Gather every line in the rows that contains the string "LinearLayout" and copy each one out.

Data extract:
--------
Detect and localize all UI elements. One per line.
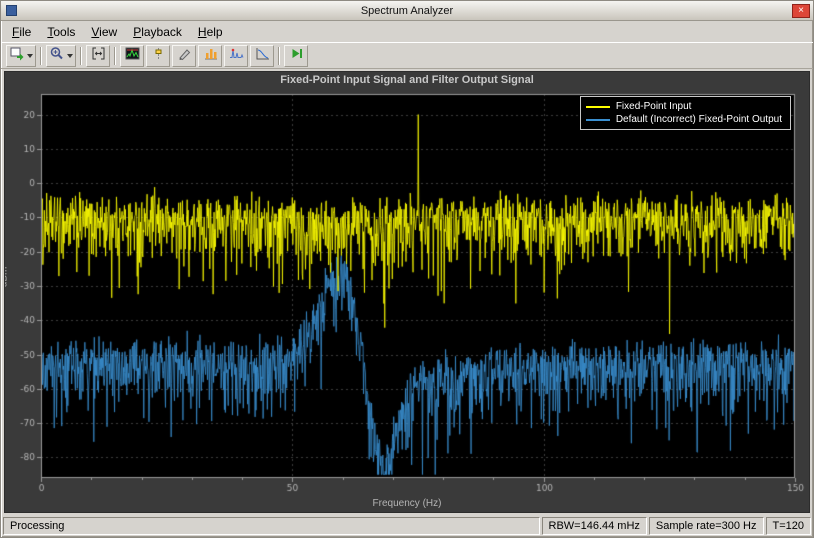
--------
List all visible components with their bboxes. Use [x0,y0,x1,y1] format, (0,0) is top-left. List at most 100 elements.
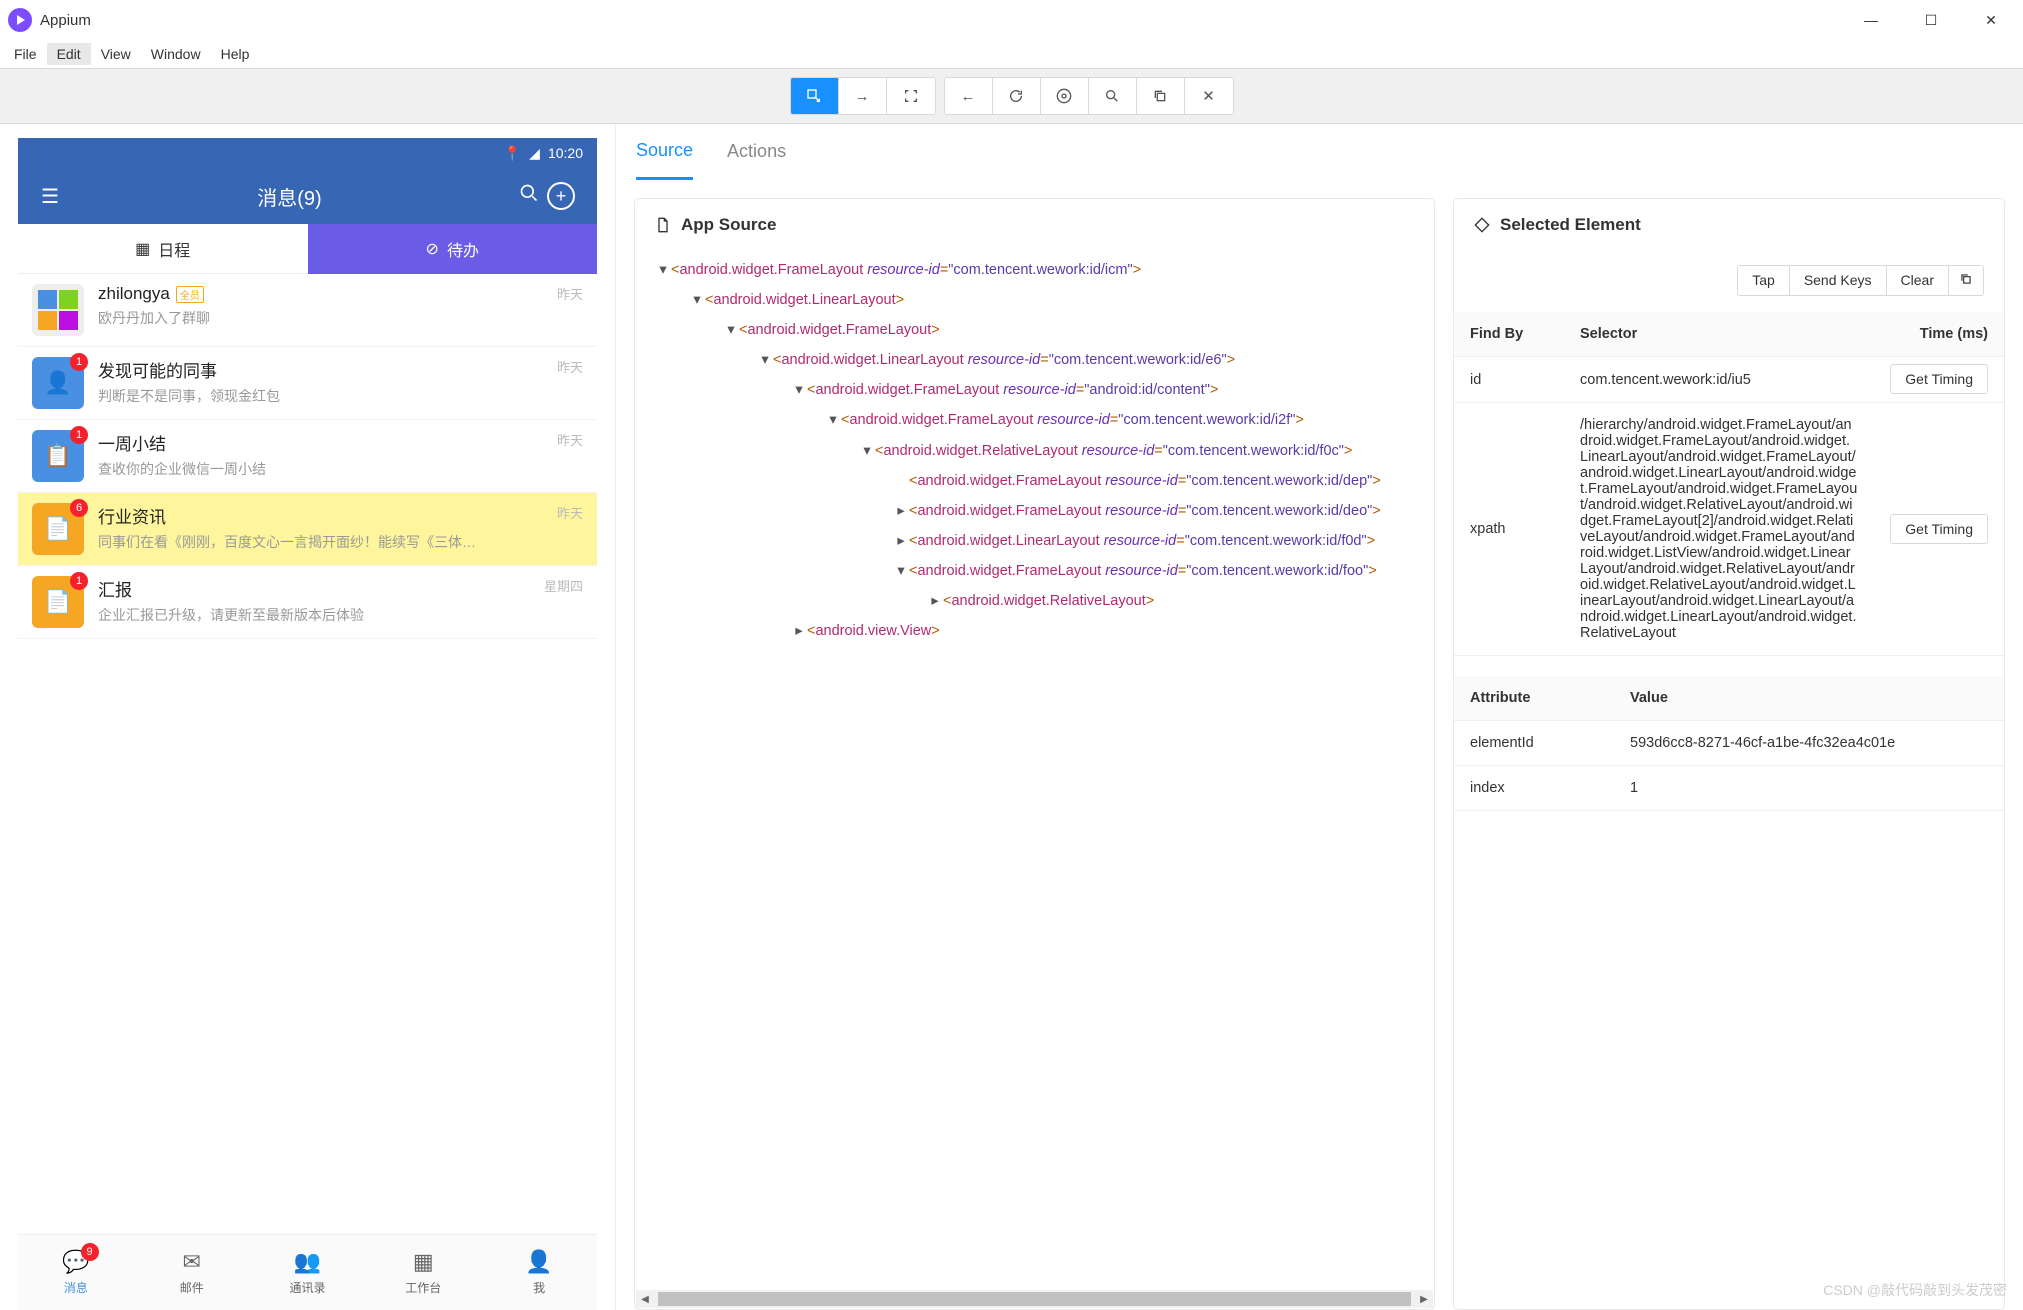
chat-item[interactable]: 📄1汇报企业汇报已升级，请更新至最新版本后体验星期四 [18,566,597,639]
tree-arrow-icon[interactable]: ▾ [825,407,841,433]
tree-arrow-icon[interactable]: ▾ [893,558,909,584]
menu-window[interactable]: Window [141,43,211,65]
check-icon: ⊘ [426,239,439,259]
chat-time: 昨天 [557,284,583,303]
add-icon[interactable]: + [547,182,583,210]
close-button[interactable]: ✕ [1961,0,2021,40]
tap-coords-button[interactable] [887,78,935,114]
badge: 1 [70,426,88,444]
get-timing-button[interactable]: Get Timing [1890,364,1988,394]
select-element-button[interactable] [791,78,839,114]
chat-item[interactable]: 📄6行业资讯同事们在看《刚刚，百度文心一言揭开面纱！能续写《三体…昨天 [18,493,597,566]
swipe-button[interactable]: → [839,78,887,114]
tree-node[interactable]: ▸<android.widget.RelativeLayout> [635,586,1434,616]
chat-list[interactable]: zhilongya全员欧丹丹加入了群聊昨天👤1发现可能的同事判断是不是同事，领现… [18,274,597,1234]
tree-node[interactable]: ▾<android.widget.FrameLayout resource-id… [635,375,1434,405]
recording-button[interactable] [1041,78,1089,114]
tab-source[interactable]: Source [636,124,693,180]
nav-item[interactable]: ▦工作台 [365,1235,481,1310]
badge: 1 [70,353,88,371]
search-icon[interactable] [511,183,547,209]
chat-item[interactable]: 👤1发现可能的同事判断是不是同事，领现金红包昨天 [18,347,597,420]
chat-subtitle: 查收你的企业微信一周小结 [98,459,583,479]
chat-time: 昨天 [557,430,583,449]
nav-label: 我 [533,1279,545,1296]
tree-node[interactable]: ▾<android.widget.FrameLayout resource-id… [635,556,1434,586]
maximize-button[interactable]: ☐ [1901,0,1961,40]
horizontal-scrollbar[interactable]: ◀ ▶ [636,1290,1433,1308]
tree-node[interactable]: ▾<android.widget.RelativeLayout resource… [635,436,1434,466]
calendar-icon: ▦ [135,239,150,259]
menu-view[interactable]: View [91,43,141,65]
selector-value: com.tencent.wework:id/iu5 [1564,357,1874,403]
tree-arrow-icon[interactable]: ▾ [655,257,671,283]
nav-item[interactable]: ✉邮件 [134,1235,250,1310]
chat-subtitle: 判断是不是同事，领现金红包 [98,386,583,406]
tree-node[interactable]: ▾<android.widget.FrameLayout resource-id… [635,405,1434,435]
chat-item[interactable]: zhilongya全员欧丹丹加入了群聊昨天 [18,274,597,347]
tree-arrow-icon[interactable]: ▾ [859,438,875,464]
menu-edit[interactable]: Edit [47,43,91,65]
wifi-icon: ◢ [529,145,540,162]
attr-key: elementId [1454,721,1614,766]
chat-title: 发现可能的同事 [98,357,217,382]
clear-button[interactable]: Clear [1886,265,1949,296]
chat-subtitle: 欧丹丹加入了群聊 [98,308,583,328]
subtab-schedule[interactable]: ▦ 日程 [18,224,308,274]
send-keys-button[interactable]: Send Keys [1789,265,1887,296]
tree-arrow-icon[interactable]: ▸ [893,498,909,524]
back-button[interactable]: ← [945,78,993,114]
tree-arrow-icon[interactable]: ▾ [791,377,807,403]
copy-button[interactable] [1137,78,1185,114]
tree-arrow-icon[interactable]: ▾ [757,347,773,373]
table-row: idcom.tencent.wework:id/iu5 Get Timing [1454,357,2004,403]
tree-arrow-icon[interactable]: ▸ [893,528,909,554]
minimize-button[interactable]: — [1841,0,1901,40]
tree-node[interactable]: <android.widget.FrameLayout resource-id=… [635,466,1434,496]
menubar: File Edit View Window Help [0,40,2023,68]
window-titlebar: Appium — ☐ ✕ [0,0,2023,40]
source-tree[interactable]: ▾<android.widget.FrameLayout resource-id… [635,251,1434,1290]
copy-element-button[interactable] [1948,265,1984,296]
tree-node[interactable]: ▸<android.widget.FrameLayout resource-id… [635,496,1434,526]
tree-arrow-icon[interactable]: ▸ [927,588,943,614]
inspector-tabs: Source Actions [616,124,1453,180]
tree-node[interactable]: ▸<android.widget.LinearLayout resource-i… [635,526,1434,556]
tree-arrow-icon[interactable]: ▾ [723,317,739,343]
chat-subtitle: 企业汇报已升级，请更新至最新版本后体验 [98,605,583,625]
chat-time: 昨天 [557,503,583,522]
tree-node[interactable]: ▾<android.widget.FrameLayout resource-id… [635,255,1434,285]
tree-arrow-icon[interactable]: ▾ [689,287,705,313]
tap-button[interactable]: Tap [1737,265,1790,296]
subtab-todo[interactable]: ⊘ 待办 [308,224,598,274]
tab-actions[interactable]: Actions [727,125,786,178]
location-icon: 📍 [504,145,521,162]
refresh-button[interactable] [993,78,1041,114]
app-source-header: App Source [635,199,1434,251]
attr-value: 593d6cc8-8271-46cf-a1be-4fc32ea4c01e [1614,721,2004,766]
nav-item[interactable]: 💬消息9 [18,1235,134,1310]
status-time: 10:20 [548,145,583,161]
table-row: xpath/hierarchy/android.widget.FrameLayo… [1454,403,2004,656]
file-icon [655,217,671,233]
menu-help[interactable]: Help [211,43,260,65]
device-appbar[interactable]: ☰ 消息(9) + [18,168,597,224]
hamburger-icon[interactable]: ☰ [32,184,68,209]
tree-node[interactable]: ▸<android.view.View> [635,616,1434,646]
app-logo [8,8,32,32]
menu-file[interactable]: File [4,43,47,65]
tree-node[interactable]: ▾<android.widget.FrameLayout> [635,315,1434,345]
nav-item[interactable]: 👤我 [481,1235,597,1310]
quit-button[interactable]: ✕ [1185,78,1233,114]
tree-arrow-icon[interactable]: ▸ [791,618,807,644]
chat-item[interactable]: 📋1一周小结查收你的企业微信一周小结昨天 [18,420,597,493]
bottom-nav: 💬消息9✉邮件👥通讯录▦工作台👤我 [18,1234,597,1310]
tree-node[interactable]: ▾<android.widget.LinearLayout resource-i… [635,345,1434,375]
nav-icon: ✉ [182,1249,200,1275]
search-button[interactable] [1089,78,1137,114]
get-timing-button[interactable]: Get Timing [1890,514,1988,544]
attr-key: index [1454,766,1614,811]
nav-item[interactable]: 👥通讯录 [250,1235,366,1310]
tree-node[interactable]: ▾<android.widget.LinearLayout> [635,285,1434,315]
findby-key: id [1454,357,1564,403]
--------
The output:
tree-node[interactable]: ▸<android.widget.LinearLayout resource-i… [635,526,1434,556]
tree-node[interactable]: ▾<android.widget.LinearLayout resource-i… [635,345,1434,375]
tree-node[interactable]: ▾<android.widget.LinearLayout> [635,285,1434,315]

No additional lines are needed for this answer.